**Texto de referencia**
La construcción de un sentimiento de identidad suficientemente bueno en la adolescencia conlleva el trabajo de integración de múltiples aspectos personales. Los funcionamientos narcisistas son normales en la adolescencia, con ellos el o la adolescente intenta proteger su todavía precario sentimiento de identidad. El adolescente puede confrontarse con el adulto no sólo para liberarse de su tutela y ponerse a prueba sin ella, sino también para regular su contacto con unas limitaciones que todavía le sean difíciles de soportar. Es el otro el “ignorante”, el “equivocado”, el “cobarde”, el “débil”. Cuando los adultos que acompañan este momento no se encuentran suficientemente en forma pueden tolerar mal esta confrontación, la forma en la que se sienten tratados, y entrar en una batalla intentando doblegar sus actitudes. O deprimirse aumentando el sentimiento de culpa del adolescente

Estrategias narcisistas pueden entonces ser utilizadas como forma de salvar las incoherencias o fuertes contradicciones que el adolescente siente tener, lo que puede vivir como excesiva discontinuidad y fragmentación en su experiencia de sí mismo, la carencia de autoestima, la vergüenza, la culpa o la sensación de no sentirse suficientemente real y despersonalizado. Diferentes representaciones idealizadas sobre el propio self proporcionan entonces vivencias ortopédicas para paliar el malestar que un proceso de construcción de la identidad más creativo y complejo no puede resolver. Esto puede suceder de forma más burda o más sofisticada, con mayor o menor conexión con elementos de realidad y con diferentes grados de contribución de fantasías omnipotentes (Tió, 2010). Si en la equivalencia simbólica es la realidad la que se impone a la representación de la que no se puede diferenciar suficientemente, aquí es la representación ideal la que se impone a una realidad que será negada si no se ajusta a ella. La ceguera del narcisismo está determinada por la confusión entre creencia y conocimiento que el psicoanalista Ronald Britton (1995) describió tan claramente, haciendo que el sujeto no vea más allá de lo que cree estar viendo.

**Ejercicio propuesto**
Prosiga el texto sobre el narcisismo adolescente a partir de su última oración, manteniendo su tono y su registro. Los registros constituyen un material aparte, sin relación con el texto sobre el narcisismo adolescente.

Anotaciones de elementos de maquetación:
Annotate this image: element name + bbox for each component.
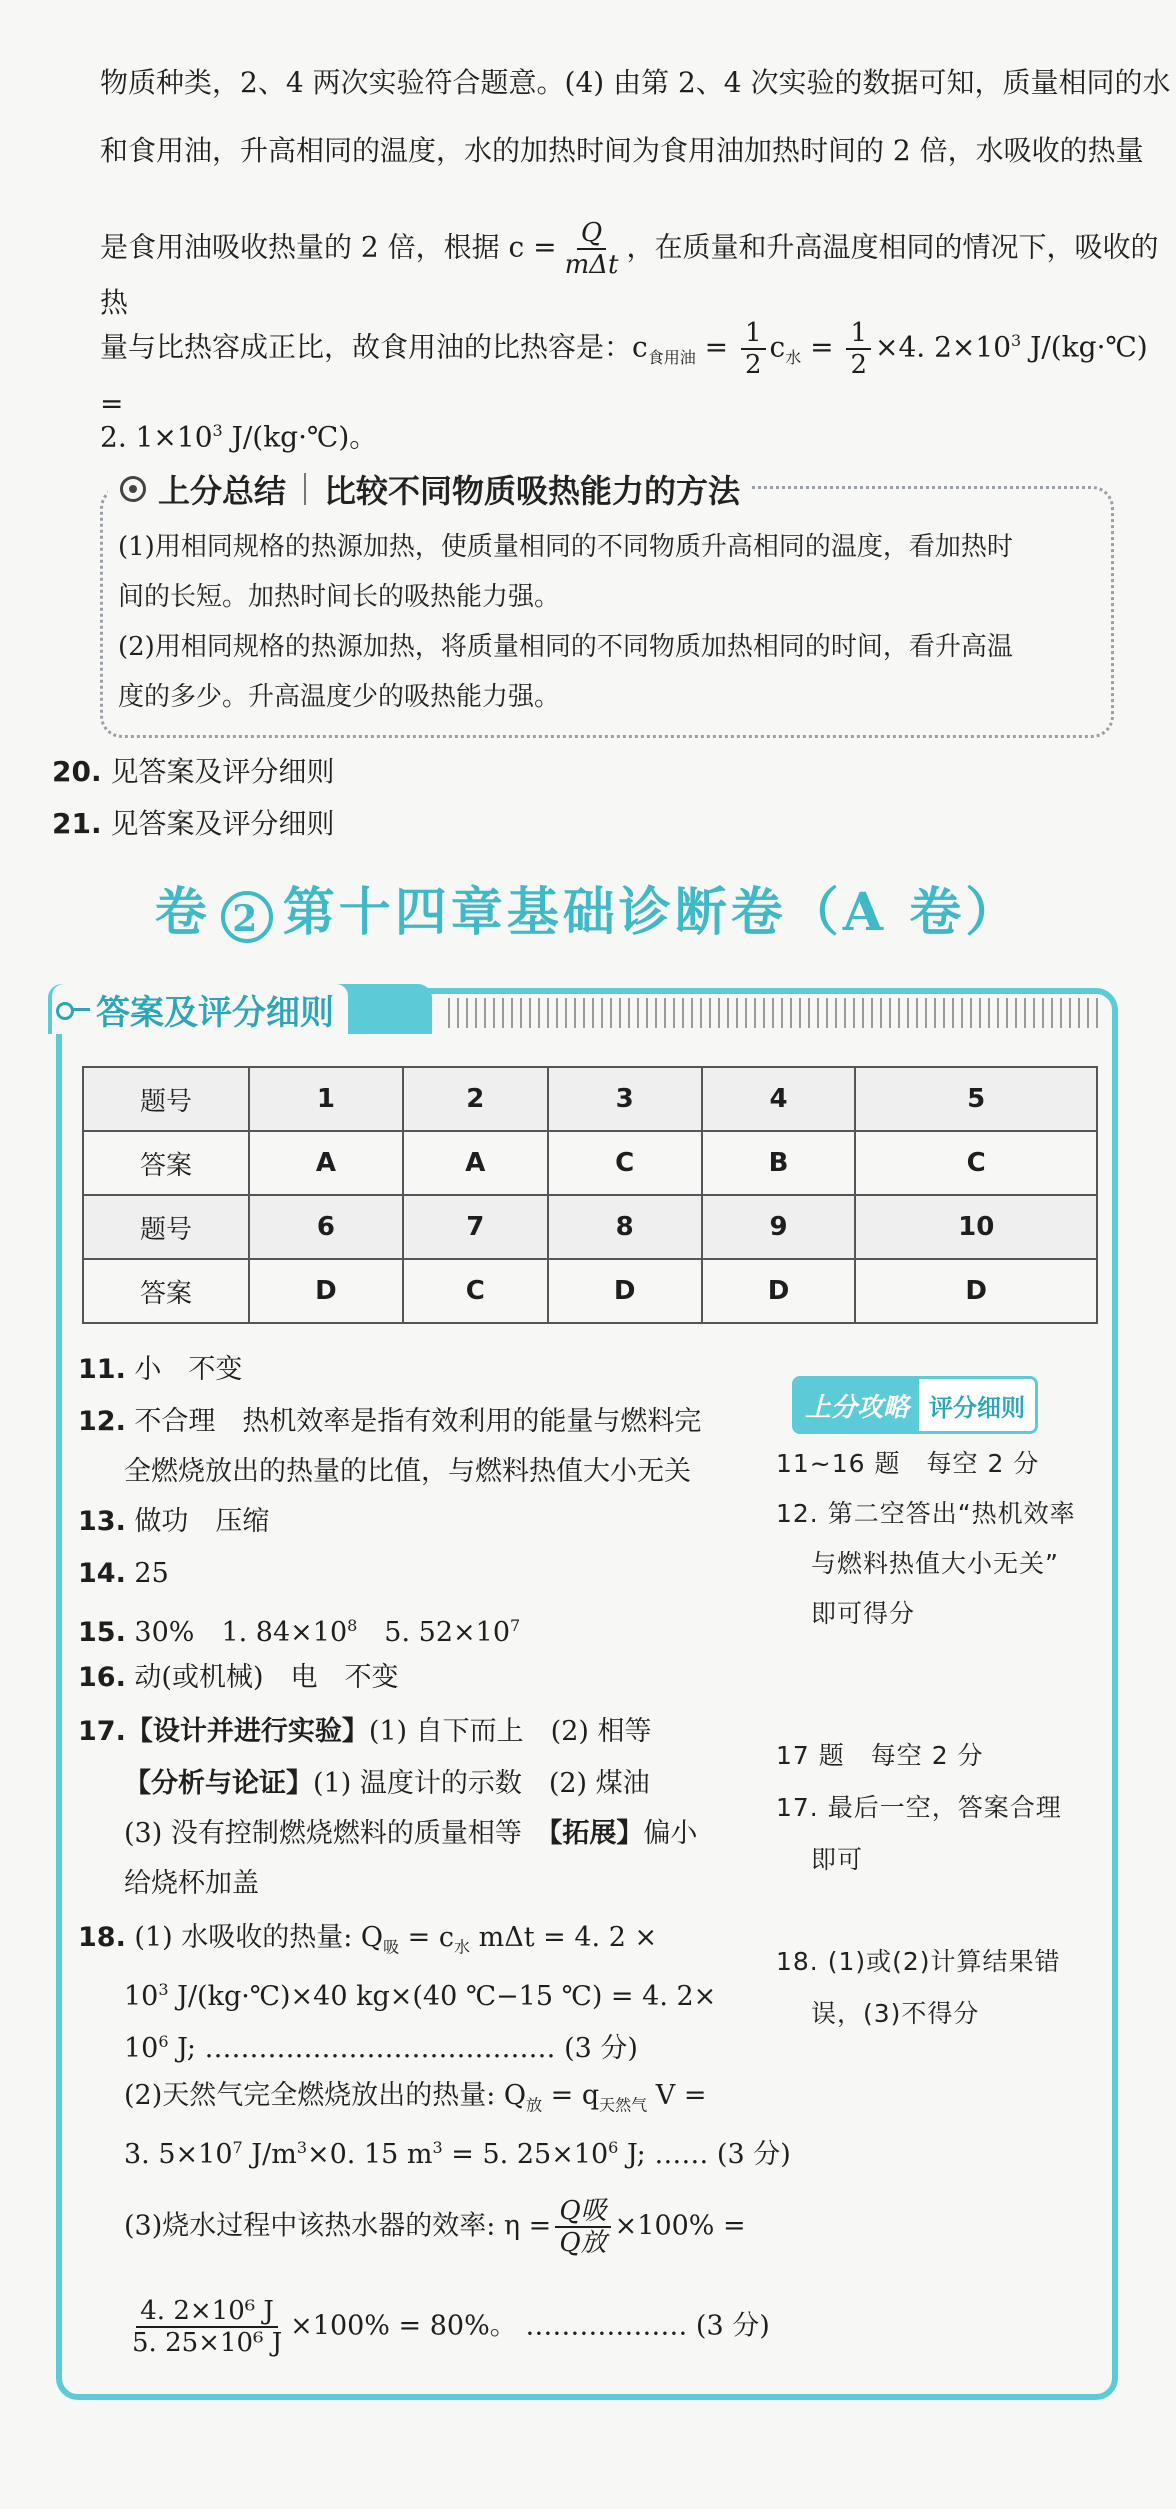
table-cell: A bbox=[249, 1131, 403, 1195]
a17-text-2: (1) 温度计的示数 (2) 煤油 bbox=[313, 1768, 650, 1799]
tip-line: 即可得分 bbox=[776, 1599, 915, 1628]
tip-line: 17. 最后一空，答案合理 bbox=[776, 1793, 1062, 1822]
intro-line-3-post: ，在质量和升高温度相同的情况下，吸收的热 bbox=[100, 230, 1159, 319]
table-cell: 4 bbox=[702, 1067, 856, 1131]
answer-17-line-3 bbox=[124, 1814, 697, 1854]
a18-l4c: V = bbox=[647, 2080, 707, 2111]
tip-line: 与燃料热值大小无关” bbox=[776, 1549, 1059, 1578]
section-title-pre: 卷 bbox=[154, 882, 211, 943]
table-cell: D bbox=[702, 1259, 856, 1323]
a13-text: 做功 压缩 bbox=[125, 1506, 270, 1537]
a16-text: 动(或机械) 电 不变 bbox=[125, 1662, 399, 1693]
a15-num: 15. bbox=[78, 1617, 126, 1648]
tip-line: 即可 bbox=[776, 1845, 863, 1874]
result-den: 5. 25×10⁶ J bbox=[132, 2328, 283, 2358]
line5-pre: 2. 1×10 bbox=[100, 420, 213, 454]
a18-num: 18. bbox=[78, 1922, 126, 1953]
half-num: 1 bbox=[741, 318, 766, 350]
answer-14 bbox=[78, 1554, 169, 1594]
summary-title bbox=[108, 464, 752, 514]
a18-l5c: ×0. 15 m bbox=[307, 2139, 433, 2170]
table-row bbox=[83, 1067, 1097, 1131]
a18-l1s2: 水 bbox=[454, 1937, 471, 1957]
table-cell: B bbox=[702, 1131, 856, 1195]
a18-l7b: ×100% = 80%。 ……………… (3 分) bbox=[290, 2310, 770, 2342]
answer-17-line-2 bbox=[124, 1764, 650, 1804]
line4-end: J/(kg·℃) = bbox=[100, 330, 1148, 421]
line5-sup: 3 bbox=[212, 421, 223, 440]
panel-tab-text: 答案及评分细则 bbox=[96, 992, 334, 1033]
a18-l3a: 10 bbox=[124, 2033, 159, 2064]
half-fraction-2 bbox=[846, 318, 871, 380]
tip-line: 18. (1)或(2)计算结果错 bbox=[776, 1947, 1061, 1976]
answer-11 bbox=[78, 1350, 242, 1390]
a18-l1s1: 吸 bbox=[383, 1937, 400, 1957]
table-cell: C bbox=[855, 1131, 1097, 1195]
row-label: 答案 bbox=[83, 1131, 249, 1195]
table-cell: 3 bbox=[548, 1067, 702, 1131]
a18-l4a: (2)天然气完全燃烧放出的热量: Q bbox=[124, 2080, 527, 2111]
a18-l1b: = c bbox=[399, 1922, 455, 1953]
result-fraction bbox=[128, 2296, 286, 2358]
a11-text: 小 不变 bbox=[125, 1354, 243, 1385]
q20-text: 见答案及评分细则 bbox=[101, 755, 335, 788]
intro-line-3 bbox=[100, 218, 1176, 326]
answer-12-cont: 全燃烧放出的热量的比值，与燃料热值大小无关 bbox=[124, 1456, 691, 1487]
tips-badge-right: 评分细则 bbox=[919, 1379, 1035, 1431]
table-cell: 9 bbox=[702, 1195, 856, 1259]
intro-line-4-pre: 量与比热容成正比，故食用油的比热容是：c bbox=[100, 330, 648, 364]
table-cell: 2 bbox=[403, 1067, 548, 1131]
q20-num: 20. bbox=[52, 755, 102, 788]
half-den-2: 2 bbox=[850, 350, 868, 380]
row-label: 题号 bbox=[83, 1067, 249, 1131]
key-icon bbox=[56, 1000, 90, 1018]
a15-sup1: 8 bbox=[347, 1616, 358, 1635]
a11-num: 11. bbox=[78, 1354, 126, 1385]
a18-l5s4: 6 bbox=[608, 2138, 619, 2157]
efficiency-fraction bbox=[555, 2196, 610, 2258]
a18-l3b: J; ………………………………… (3 分) bbox=[168, 2033, 638, 2064]
a18-l5a: 3. 5×10 bbox=[124, 2139, 233, 2170]
summary-title-text: 上分总结 bbox=[158, 472, 287, 510]
a18-l5d: = 5. 25×10 bbox=[442, 2139, 609, 2170]
fraction-numerator: Q bbox=[577, 218, 606, 250]
q21-text: 见答案及评分细则 bbox=[101, 807, 335, 840]
table-cell: 1 bbox=[249, 1067, 403, 1131]
tip-line: 12. 第二空答出“热机效率 bbox=[776, 1499, 1076, 1528]
a14-num: 14. bbox=[78, 1558, 126, 1589]
panel-tab-label bbox=[52, 984, 348, 1034]
table-cell: C bbox=[548, 1131, 702, 1195]
a13-num: 13. bbox=[78, 1506, 126, 1537]
section-title bbox=[0, 870, 1176, 945]
table-row bbox=[83, 1131, 1097, 1195]
answer-18-line-7 bbox=[124, 2296, 770, 2358]
target-icon bbox=[120, 476, 146, 502]
line5-end: J/(kg·℃)。 bbox=[222, 420, 378, 454]
answer-18-line-1 bbox=[78, 1918, 657, 1967]
a18-l2s: 3 bbox=[158, 1980, 169, 1999]
a18-l4s2: 天然气 bbox=[599, 2095, 648, 2115]
fraction-denominator: mΔt bbox=[564, 250, 619, 280]
table-cell: 6 bbox=[249, 1195, 403, 1259]
result-num: 4. 2×10⁶ J bbox=[136, 2296, 278, 2328]
eff-num: Q吸 bbox=[555, 2196, 610, 2228]
table-row bbox=[83, 1259, 1097, 1323]
a18-l5b: J/m bbox=[242, 2139, 297, 2170]
question-20 bbox=[52, 752, 335, 792]
a18-l4s1: 放 bbox=[526, 2095, 543, 2115]
a18-l3s: 6 bbox=[158, 2032, 169, 2051]
table-cell: D bbox=[249, 1259, 403, 1323]
title-divider bbox=[304, 473, 306, 505]
tip-line: 误，(3)不得分 bbox=[776, 1999, 980, 2028]
answer-18-line-4 bbox=[124, 2076, 706, 2125]
row-label: 答案 bbox=[83, 1259, 249, 1323]
summary-line-4: 度的多少。升高温度少的吸热能力强。 bbox=[118, 682, 561, 712]
answer-16 bbox=[78, 1658, 399, 1698]
answer-12 bbox=[78, 1402, 701, 1442]
answer-13 bbox=[78, 1502, 269, 1542]
table-cell: A bbox=[403, 1131, 548, 1195]
eq2: = bbox=[801, 330, 843, 364]
intro-line-5 bbox=[100, 408, 377, 460]
a18-l1a: (1) 水吸收的热量: Q bbox=[125, 1922, 384, 1953]
a18-l2a: 10 bbox=[124, 1981, 159, 2012]
a18-l4b: = q bbox=[542, 2080, 600, 2111]
question-21 bbox=[52, 804, 335, 844]
a18-l6b: ×100% = bbox=[614, 2210, 746, 2242]
circled-number: 2 bbox=[221, 891, 273, 943]
a17-bracket-3: 【拓展】 bbox=[548, 1818, 644, 1849]
summary-line-2: 间的长短。加热时间长的吸热能力强。 bbox=[118, 582, 561, 612]
a18-l1c: mΔt = 4. 2 × bbox=[470, 1922, 658, 1953]
tip-line: 11~16 题 每空 2 分 bbox=[776, 1449, 1040, 1478]
q21-num: 21. bbox=[52, 807, 102, 840]
row-label: 题号 bbox=[83, 1195, 249, 1259]
tip-line: 17 题 每空 2 分 bbox=[776, 1741, 984, 1770]
summary-subtitle: 比较不同物质吸热能力的方法 bbox=[324, 472, 741, 510]
a15-sup2: 7 bbox=[510, 1616, 521, 1635]
table-cell: D bbox=[855, 1259, 1097, 1323]
a14-text: 25 bbox=[125, 1558, 169, 1589]
answer-17 bbox=[78, 1712, 652, 1752]
answer-17-line-4: 给烧杯加盖 bbox=[124, 1868, 259, 1899]
table-cell: 8 bbox=[548, 1195, 702, 1259]
answer-table bbox=[82, 1066, 1098, 1324]
a17-num: 17. bbox=[78, 1716, 126, 1747]
formula-fraction bbox=[561, 218, 623, 280]
a16-num: 16. bbox=[78, 1662, 126, 1693]
eff-den: Q放 bbox=[559, 2228, 607, 2258]
half-fraction bbox=[741, 318, 766, 380]
summary-line-1: (1)用相同规格的热源加热，使质量相同的不同物质升高相同的温度，看加热时 bbox=[118, 532, 1013, 562]
intro-line-3-pre: 是食用油吸收热量的 2 倍，根据 c = bbox=[100, 230, 557, 264]
hatch-decoration bbox=[448, 998, 1098, 1028]
sub-water: 水 bbox=[785, 348, 802, 368]
a17-bracket-2: 【分析与论证】 bbox=[124, 1768, 313, 1799]
a18-l5s2: 3 bbox=[296, 2138, 307, 2157]
section-title-post: 第十四章基础诊断卷（A 卷） bbox=[282, 882, 1022, 943]
line4-post: ×4. 2×10 bbox=[875, 330, 1012, 364]
table-row bbox=[83, 1195, 1097, 1259]
a17-text-1: (1) 自下而上 (2) 相等 bbox=[368, 1716, 652, 1747]
a18-l5s1: 7 bbox=[232, 2138, 243, 2157]
intro-line-1: 物质种类，2、4 两次实验符合题意。(4) 由第 2、4 次实验的数据可知，质量相同的水 bbox=[100, 66, 1171, 99]
intro-line-2: 和食用油，升高相同的温度，水的加热时间为食用油加热时间的 2 倍，水吸收的热量 bbox=[100, 134, 1144, 167]
tips-badge bbox=[792, 1376, 1038, 1434]
answer-15 bbox=[78, 1606, 520, 1653]
table-cell: 5 bbox=[855, 1067, 1097, 1131]
a18-l2b: J/(kg·℃)×40 kg×(40 ℃−15 ℃) = 4. 2× bbox=[168, 1981, 717, 2012]
answer-18-line-5 bbox=[124, 2128, 791, 2175]
c: c bbox=[769, 330, 786, 364]
a18-l6a: (3)烧水过程中该热水器的效率: η = bbox=[124, 2210, 552, 2242]
table-cell: 7 bbox=[403, 1195, 548, 1259]
half-num-2: 1 bbox=[846, 318, 871, 350]
a17-text-3b: 偏小 bbox=[643, 1818, 698, 1849]
a12-text: 不合理 热机效率是指有效利用的能量与燃料完 bbox=[125, 1406, 702, 1437]
a12-num: 12. bbox=[78, 1406, 126, 1437]
answer-18-line-6 bbox=[124, 2196, 746, 2258]
eq: = bbox=[695, 330, 737, 364]
a18-l5e: J; …… (3 分) bbox=[618, 2139, 791, 2170]
a17-bracket-1: 【设计并进行实验】 bbox=[125, 1716, 369, 1747]
sub-oil: 食用油 bbox=[647, 348, 696, 368]
summary-line-3: (2)用相同规格的热源加热，将质量相同的不同物质加热相同的时间，看升高温 bbox=[118, 632, 1013, 662]
a15-b: 5. 52×10 bbox=[357, 1617, 510, 1648]
table-cell: C bbox=[403, 1259, 548, 1323]
table-cell: 10 bbox=[855, 1195, 1097, 1259]
a17-text-3: (3) 没有控制燃烧燃料的质量相等 bbox=[124, 1818, 549, 1849]
sup-3: 3 bbox=[1011, 331, 1022, 351]
a18-l5s3: 3 bbox=[432, 2138, 443, 2157]
tips-badge-left: 上分攻略 bbox=[795, 1379, 919, 1431]
answer-18-line-2 bbox=[124, 1970, 716, 2017]
answer-18-line-3 bbox=[124, 2022, 638, 2069]
table-cell: D bbox=[548, 1259, 702, 1323]
a15-a: 30% 1. 84×10 bbox=[125, 1617, 348, 1648]
half-den: 2 bbox=[744, 350, 762, 380]
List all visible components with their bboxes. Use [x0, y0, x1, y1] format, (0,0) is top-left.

**Respuesta redactada**
El refugio en las representaciones idealizadas que el narcisismo exige está en relación inversamente proporcional a la calidad de los sistemas de reconocimiento que la sociedad y las relaciones ofrecen al sujeto. Tal como he recordado en trabajos anteriores (Tió, 2021) en su “teoría del reconocimiento” Axel Honneth (2000), filósofo y sociólogo considerado como una de las figuras más importantes de llamada tercera generación de la Escuela de Frankfurt, describe los tres tipos de praxis social que considera son formas de reconocimiento. Es una categorización que ayuda a apreciar las consecuencias que para la adolescencia la fallida de estos sistemas puede tener. En primer lugar, el amor, que se constituye con la relación primaria entre los cuidadores y el hijo y que le permite al sujeto poder “estar solo “, articular su cuerpo de modo autónomo y expresar con confianza sus necesidades y sentimientos. A esta forma de reconocimiento le corresponde la forma negativa del menosprecio, que va desde la violación física a la psíquica, abarcando también las diferentes formas de maltrato o tortura. En segundo lugar, la praxis social del derecho. Esta forma de reconocimiento consiste en la concesión de determinados privilegios y prerrogativas al sujeto, pero en tanto que miembro del concepto universal de persona. De este modo, el sujeto es reconocido como un legislador potencial en relación con el derecho en cuestión y, por lo tanto, como una persona que puede autolegislarse moral y jurídicamente. La negación de esta forma de reconocimiento es la desposesión, que no sólo implica la exclusión de determinados privilegios sino también la deprivación de la autoimagen. Es decir que conlleva que el sujeto se perciba a sí mismo como alguien sin capacidades morales y sin autonomía. Y una tercera forma de reconocimiento, que denomina solidaridad. Se trata de una serie de prácticas sociales orientadas a que el sujeto perciba determinadas cualidades suyas como valiosas en función del logro de objetivos colectivos considerados como relevantes. La forma que corresponde a su privación es la deshonra, que sufren normalmente los miembros de aquellos grupos que son socialmente marginados o percibidos como extraños en relación con la cultura dominante.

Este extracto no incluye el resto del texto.